#### Data in this exercise ####

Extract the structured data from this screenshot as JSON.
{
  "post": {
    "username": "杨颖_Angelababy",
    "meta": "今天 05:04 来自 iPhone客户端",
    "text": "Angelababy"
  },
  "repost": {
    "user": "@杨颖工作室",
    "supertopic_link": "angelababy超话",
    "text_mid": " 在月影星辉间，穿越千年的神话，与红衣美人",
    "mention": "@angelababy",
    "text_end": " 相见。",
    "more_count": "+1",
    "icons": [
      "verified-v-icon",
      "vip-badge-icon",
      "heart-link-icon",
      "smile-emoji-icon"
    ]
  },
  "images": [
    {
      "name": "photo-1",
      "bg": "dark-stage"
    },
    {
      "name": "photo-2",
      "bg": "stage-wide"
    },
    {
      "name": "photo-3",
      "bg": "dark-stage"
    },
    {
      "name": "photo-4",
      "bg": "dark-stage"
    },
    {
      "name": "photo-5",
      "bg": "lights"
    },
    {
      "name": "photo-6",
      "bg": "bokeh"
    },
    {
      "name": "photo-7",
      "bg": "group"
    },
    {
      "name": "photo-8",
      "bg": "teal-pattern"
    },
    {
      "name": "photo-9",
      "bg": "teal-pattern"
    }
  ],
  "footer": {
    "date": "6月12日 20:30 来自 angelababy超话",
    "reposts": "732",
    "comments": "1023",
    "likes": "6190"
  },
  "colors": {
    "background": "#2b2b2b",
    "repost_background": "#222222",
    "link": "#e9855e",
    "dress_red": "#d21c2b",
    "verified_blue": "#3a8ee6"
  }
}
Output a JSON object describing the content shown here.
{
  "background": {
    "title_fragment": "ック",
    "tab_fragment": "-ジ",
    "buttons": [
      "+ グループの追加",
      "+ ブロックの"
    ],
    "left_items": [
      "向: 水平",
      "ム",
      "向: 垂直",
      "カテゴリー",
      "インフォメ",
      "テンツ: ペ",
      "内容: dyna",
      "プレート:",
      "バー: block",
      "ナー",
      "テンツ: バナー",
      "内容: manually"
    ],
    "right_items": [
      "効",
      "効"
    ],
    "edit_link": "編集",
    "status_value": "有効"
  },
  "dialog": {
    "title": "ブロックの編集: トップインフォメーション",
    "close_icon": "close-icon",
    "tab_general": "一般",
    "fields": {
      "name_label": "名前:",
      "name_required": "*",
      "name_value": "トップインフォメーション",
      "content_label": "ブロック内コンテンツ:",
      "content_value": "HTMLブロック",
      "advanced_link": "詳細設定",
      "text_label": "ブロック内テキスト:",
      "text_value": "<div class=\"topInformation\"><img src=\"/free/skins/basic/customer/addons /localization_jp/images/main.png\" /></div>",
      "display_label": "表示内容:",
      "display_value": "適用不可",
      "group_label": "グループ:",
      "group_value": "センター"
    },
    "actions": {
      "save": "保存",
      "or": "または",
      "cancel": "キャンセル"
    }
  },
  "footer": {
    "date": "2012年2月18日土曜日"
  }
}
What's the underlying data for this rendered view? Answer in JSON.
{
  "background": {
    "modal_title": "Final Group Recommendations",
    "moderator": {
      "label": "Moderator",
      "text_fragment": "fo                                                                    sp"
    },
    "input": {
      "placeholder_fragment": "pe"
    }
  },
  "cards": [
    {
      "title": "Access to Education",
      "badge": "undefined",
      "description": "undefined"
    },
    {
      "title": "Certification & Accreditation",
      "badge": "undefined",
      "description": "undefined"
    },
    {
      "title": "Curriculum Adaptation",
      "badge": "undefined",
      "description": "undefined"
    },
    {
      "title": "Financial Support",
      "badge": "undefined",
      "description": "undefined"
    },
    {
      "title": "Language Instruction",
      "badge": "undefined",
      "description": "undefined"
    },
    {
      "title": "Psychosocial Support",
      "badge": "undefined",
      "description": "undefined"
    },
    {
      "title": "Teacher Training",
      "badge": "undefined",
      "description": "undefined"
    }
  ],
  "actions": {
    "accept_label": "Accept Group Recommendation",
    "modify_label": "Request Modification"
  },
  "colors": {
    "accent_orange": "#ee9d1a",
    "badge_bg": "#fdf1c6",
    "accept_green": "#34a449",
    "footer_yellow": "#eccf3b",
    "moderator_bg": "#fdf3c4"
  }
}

####

• _Exercise objective_:
Write out the data exactly as it stands.

• _Response below_:
Extract the structured data from this screenshot as JSON.
{
  "post": {
    "username": "杨颖_Angelababy",
    "meta": "今天 05:04 来自 iPhone客户端",
    "text": "Angelababy"
  },
  "repost": {
    "user": "@杨颖工作室",
    "supertopic_link": "angelababy超话",
    "text_mid": " 在月影星辉间，穿越千年的神话，与红衣美人",
    "mention": "@angelababy",
    "text_end": " 相见。",
    "more_count": "+1",
    "icons": [
      "verified-v-icon",
      "vip-badge-icon",
      "heart-link-icon",
      "smile-emoji-icon"
    ]
  },
  "images": [
    {
      "name": "photo-1",
      "bg": "dark-stage"
    },
    {
      "name": "photo-2",
      "bg": "stage-wide"
    },
    {
      "name": "photo-3",
      "bg": "dark-stage"
    },
    {
      "name": "photo-4",
      "bg": "dark-stage"
    },
    {
      "name": "photo-5",
      "bg": "lights"
    },
    {
      "name": "photo-6",
      "bg": "bokeh"
    },
    {
      "name": "photo-7",
      "bg": "group"
    },
    {
      "name": "photo-8",
      "bg": "teal-pattern"
    },
    {
      "name": "photo-9",
      "bg": "teal-pattern"
    }
  ],
  "footer": {
    "date": "6月12日 20:30 来自 angelababy超话",
    "reposts": "732",
    "comments": "1023",
    "likes": "6190"
  },
  "colors": {
    "background": "#2b2b2b",
    "repost_background": "#222222",
    "link": "#e9855e",
    "dress_red": "#d21c2b",
    "verified_blue": "#3a8ee6"
  }
}
Output a JSON object describing the content shown here.
{
  "background": {
    "title_fragment": "ック",
    "tab_fragment": "-ジ",
    "buttons": [
      "+ グループの追加",
      "+ ブロックの"
    ],
    "left_items": [
      "向: 水平",
      "ム",
      "向: 垂直",
      "カテゴリー",
      "インフォメ",
      "テンツ: ペ",
      "内容: dyna",
      "プレート:",
      "バー: block",
      "ナー",
      "テンツ: バナー",
      "内容: manually"
    ],
    "right_items": [
      "効",
      "効"
    ],
    "edit_link": "編集",
    "status_value": "有効"
  },
  "dialog": {
    "title": "ブロックの編集: トップインフォメーション",
    "close_icon": "close-icon",
    "tab_general": "一般",
    "fields": {
      "name_label": "名前:",
      "name_required": "*",
      "name_value": "トップインフォメーション",
      "content_label": "ブロック内コンテンツ:",
      "content_value": "HTMLブロック",
      "advanced_link": "詳細設定",
      "text_label": "ブロック内テキスト:",
      "text_value": "<div class=\"topInformation\"><img src=\"/free/skins/basic/customer/addons /localization_jp/images/main.png\" /></div>",
      "display_label": "表示内容:",
      "display_value": "適用不可",
      "group_label": "グループ:",
      "group_value": "センター"
    },
    "actions": {
      "save": "保存",
      "or": "または",
      "cancel": "キャンセル"
    }
  },
  "footer": {
    "date": "2012年2月18日土曜日"
  }
}
What's the underlying data for this rendered view? Answer in JSON.
{
  "background": {
    "modal_title": "Final Group Recommendations",
    "moderator": {
      "label": "Moderator",
      "text_fragment": "fo                                                                    sp"
    },
    "input": {
      "placeholder_fragment": "pe"
    }
  },
  "cards": [
    {
      "title": "Access to Education",
      "badge": "undefined",
      "description": "undefined"
    },
    {
      "title": "Certification & Accreditation",
      "badge": "undefined",
      "description": "undefined"
    },
    {
      "title": "Curriculum Adaptation",
      "badge": "undefined",
      "description": "undefined"
    },
    {
      "title": "Financial Support",
      "badge": "undefined",
      "description": "undefined"
    },
    {
      "title": "Language Instruction",
      "badge": "undefined",
      "description": "undefined"
    },
    {
      "title": "Psychosocial Support",
      "badge": "undefined",
      "description": "undefined"
    },
    {
      "title": "Teacher Training",
      "badge": "undefined",
      "description": "undefined"
    }
  ],
  "actions": {
    "accept_label": "Accept Group Recommendation",
    "modify_label": "Request Modification"
  },
  "colors": {
    "accent_orange": "#ee9d1a",
    "badge_bg": "#fdf1c6",
    "accept_green": "#34a449",
    "footer_yellow": "#eccf3b",
    "moderator_bg": "#fdf3c4"
  }
}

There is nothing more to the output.